#### RECORDS PROVIDED ####

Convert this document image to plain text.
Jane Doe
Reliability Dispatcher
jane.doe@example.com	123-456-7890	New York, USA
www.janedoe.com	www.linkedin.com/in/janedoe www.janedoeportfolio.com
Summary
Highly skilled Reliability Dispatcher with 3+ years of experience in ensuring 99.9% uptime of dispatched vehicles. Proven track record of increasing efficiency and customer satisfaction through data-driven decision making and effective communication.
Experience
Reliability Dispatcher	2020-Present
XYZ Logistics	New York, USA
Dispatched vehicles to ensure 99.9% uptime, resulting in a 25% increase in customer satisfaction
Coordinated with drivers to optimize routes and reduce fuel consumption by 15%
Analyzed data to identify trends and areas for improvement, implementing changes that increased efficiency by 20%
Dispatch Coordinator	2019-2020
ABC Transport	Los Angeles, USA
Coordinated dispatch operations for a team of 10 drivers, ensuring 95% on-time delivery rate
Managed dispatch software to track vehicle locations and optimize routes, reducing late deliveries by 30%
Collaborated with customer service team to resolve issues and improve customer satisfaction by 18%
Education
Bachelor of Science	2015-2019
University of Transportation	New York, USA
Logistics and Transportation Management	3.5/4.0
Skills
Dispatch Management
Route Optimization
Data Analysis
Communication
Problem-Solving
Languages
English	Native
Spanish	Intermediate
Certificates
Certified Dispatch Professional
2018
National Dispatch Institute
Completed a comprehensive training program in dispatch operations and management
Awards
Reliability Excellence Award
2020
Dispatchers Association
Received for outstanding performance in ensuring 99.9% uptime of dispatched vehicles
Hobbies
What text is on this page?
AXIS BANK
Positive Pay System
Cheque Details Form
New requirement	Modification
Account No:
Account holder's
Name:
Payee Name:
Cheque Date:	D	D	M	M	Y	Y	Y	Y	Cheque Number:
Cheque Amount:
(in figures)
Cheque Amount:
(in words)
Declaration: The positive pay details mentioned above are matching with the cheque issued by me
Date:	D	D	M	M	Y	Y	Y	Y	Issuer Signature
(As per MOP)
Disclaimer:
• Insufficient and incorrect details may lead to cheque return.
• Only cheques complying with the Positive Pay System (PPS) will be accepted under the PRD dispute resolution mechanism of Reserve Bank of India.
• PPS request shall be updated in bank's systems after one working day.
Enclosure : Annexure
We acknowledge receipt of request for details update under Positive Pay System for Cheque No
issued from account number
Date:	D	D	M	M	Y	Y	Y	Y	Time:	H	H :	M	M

####

**WHAT YOU NEED TO DO**
Make a list of all lines in the data that contain "team".

**OUTPUT FOR THIS TASK**
Coordinated dispatch operations for a team of 10 drivers, ensuring 95% on-time delivery rate
Collaborated with customer service team to resolve issues and improve customer satisfaction by 18%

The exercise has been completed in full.